What you need to do —
Copy out everything from the line containing "Give me the" down to the line containing "main-text: Чем больше", inclusive, without changing anything.
start Supplied data
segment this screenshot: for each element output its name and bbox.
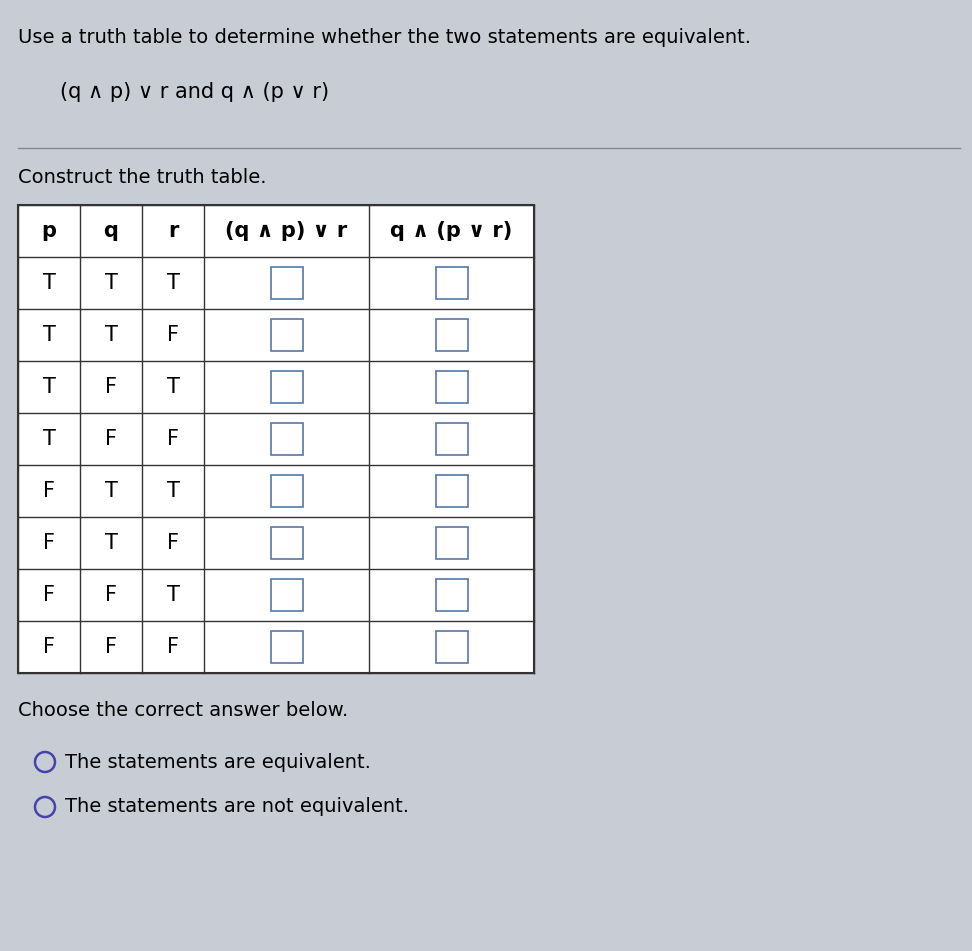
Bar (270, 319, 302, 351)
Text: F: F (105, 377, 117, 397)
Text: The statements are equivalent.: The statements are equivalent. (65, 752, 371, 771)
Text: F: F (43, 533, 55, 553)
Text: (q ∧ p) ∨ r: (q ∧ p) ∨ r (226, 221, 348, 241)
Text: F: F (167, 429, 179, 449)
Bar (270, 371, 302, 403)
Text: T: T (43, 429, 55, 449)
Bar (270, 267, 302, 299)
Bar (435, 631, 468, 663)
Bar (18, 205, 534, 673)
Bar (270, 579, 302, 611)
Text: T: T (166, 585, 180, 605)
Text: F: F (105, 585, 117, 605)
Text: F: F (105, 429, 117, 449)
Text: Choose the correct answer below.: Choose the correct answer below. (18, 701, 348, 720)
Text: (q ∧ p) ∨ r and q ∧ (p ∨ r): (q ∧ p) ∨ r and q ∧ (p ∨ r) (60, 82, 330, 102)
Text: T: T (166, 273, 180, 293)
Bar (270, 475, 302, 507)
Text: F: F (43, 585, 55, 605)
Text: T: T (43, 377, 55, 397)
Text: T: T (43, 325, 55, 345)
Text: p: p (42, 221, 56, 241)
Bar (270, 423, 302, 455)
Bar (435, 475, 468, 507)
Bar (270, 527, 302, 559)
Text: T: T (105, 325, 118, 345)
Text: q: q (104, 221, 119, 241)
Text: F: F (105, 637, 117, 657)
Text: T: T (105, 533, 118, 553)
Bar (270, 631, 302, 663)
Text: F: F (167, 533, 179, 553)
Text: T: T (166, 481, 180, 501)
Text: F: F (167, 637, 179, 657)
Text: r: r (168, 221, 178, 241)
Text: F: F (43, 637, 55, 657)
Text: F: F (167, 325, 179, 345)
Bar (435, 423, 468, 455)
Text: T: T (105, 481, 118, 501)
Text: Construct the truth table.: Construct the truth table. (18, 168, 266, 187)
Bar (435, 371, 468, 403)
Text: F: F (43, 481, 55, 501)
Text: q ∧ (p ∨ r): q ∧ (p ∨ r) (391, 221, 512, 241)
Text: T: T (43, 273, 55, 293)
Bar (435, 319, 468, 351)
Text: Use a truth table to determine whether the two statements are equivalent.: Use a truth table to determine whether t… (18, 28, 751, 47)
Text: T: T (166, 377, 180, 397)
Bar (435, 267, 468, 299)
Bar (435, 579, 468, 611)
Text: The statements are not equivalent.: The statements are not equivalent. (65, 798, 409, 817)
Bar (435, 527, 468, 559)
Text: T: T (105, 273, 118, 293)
end Supplied data
start Supplied data
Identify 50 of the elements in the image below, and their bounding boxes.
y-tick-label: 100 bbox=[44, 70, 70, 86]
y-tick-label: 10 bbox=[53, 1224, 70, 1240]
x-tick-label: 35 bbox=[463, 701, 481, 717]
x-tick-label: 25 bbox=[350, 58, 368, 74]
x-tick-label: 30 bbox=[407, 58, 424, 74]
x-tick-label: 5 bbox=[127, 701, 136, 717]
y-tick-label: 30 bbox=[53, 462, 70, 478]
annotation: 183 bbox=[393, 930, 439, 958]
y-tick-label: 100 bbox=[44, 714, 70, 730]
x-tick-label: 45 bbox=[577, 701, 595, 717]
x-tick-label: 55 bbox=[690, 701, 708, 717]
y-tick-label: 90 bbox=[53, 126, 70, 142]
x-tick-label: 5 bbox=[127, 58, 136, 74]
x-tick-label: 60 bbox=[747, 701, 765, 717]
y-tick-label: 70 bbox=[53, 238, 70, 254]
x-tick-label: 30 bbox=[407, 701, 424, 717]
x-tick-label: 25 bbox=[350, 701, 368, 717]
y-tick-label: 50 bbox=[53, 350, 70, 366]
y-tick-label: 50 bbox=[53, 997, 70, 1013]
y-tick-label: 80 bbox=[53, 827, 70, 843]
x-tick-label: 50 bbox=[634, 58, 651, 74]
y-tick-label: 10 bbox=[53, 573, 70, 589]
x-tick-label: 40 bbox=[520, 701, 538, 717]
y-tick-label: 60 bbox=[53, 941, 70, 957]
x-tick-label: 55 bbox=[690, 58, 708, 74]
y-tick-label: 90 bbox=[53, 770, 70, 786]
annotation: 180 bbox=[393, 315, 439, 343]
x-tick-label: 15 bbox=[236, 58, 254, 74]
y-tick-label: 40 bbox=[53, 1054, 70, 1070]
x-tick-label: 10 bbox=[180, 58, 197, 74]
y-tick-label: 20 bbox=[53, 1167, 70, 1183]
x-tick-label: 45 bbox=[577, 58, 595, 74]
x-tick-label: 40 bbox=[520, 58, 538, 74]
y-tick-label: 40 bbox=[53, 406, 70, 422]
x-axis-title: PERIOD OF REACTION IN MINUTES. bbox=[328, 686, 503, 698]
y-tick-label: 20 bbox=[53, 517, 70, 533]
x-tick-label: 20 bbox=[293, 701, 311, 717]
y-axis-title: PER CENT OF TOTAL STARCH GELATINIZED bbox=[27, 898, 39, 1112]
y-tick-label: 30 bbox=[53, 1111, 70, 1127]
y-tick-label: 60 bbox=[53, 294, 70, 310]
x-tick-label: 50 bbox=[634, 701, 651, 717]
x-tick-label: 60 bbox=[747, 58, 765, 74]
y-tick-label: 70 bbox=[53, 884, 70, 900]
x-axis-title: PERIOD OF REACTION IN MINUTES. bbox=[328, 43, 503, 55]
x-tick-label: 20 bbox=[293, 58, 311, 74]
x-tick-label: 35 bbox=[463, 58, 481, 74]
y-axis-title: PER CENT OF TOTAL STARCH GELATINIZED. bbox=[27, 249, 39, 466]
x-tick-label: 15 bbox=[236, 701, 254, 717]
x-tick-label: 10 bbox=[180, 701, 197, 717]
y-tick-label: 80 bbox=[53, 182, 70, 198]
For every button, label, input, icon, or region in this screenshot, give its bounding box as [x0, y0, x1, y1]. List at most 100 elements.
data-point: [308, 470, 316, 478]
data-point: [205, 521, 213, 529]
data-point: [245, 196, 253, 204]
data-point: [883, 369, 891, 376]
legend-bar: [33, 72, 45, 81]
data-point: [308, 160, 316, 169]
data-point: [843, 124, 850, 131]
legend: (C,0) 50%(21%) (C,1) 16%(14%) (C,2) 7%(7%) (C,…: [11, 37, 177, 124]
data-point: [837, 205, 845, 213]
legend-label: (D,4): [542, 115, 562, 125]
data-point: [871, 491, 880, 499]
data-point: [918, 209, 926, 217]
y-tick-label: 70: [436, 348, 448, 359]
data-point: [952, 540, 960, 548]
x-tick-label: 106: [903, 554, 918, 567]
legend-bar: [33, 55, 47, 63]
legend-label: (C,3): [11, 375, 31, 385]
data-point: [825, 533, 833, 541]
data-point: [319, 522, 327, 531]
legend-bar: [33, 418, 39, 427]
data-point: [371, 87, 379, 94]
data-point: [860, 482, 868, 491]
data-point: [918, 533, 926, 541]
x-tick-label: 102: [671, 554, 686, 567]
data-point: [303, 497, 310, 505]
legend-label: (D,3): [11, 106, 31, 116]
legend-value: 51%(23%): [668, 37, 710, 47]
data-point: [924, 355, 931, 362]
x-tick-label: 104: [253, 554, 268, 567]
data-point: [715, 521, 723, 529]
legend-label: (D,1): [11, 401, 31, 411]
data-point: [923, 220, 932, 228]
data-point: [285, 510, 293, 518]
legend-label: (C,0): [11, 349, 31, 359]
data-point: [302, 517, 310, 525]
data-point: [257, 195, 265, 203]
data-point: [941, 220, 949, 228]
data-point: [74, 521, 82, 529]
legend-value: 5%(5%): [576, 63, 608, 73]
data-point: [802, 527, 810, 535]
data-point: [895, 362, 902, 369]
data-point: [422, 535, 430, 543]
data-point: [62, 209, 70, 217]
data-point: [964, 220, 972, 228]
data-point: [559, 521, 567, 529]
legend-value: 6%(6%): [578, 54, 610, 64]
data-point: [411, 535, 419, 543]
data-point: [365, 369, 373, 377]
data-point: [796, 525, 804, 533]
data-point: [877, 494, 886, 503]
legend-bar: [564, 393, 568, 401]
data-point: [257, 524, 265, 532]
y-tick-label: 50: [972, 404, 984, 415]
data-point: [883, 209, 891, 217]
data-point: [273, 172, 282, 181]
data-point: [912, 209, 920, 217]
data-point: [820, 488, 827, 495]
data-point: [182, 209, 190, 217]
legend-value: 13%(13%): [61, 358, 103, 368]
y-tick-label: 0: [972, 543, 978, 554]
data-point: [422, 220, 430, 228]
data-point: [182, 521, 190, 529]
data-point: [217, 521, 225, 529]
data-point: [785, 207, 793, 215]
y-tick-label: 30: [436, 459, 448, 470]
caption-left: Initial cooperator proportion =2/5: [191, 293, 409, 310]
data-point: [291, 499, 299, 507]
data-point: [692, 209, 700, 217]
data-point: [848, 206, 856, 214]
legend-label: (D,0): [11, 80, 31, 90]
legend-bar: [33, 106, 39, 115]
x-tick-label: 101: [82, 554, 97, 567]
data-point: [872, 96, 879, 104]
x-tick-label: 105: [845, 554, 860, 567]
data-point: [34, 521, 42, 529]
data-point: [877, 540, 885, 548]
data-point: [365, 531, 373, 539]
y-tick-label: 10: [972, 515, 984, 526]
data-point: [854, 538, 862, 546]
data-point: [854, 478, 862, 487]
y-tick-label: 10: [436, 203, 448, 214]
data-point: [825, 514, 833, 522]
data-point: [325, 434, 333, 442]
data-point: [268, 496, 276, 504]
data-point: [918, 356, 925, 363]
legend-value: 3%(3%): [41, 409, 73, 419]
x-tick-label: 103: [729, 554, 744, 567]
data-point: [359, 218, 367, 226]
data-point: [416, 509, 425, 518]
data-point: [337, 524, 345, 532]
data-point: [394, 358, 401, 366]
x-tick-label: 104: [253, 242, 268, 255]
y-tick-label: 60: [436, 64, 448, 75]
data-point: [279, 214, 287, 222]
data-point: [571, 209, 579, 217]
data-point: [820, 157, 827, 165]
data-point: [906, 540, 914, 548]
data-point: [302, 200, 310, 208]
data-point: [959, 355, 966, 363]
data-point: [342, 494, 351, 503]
end Supplied data
start Supplied data
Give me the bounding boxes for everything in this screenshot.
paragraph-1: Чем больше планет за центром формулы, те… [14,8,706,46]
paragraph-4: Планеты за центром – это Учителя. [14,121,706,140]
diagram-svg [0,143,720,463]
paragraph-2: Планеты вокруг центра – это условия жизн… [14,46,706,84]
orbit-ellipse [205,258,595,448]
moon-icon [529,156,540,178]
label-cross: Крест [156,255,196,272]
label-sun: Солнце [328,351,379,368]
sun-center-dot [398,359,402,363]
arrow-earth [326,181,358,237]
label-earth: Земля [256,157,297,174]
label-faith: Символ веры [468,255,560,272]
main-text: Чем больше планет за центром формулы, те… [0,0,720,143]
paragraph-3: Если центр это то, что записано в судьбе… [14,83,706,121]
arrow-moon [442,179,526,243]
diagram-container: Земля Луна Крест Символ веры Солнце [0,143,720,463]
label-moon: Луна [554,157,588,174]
end Supplied data
In response —
Give me the bounding boxes for everything in this screenshot.
paragraph-1: Чем больше планет за центром формулы, те… [14,8,706,46]
paragraph-4: Планеты за центром – это Учителя. [14,121,706,140]
diagram-svg [0,143,720,463]
paragraph-2: Планеты вокруг центра – это условия жизн… [14,46,706,84]
orbit-ellipse [205,258,595,448]
moon-icon [529,156,540,178]
label-cross: Крест [156,255,196,272]
label-sun: Солнце [328,351,379,368]
sun-center-dot [398,359,402,363]
arrow-earth [326,181,358,237]
label-earth: Земля [256,157,297,174]
label-faith: Символ веры [468,255,560,272]
main-text: Чем больше планет за центром формулы, те… [0,0,720,143]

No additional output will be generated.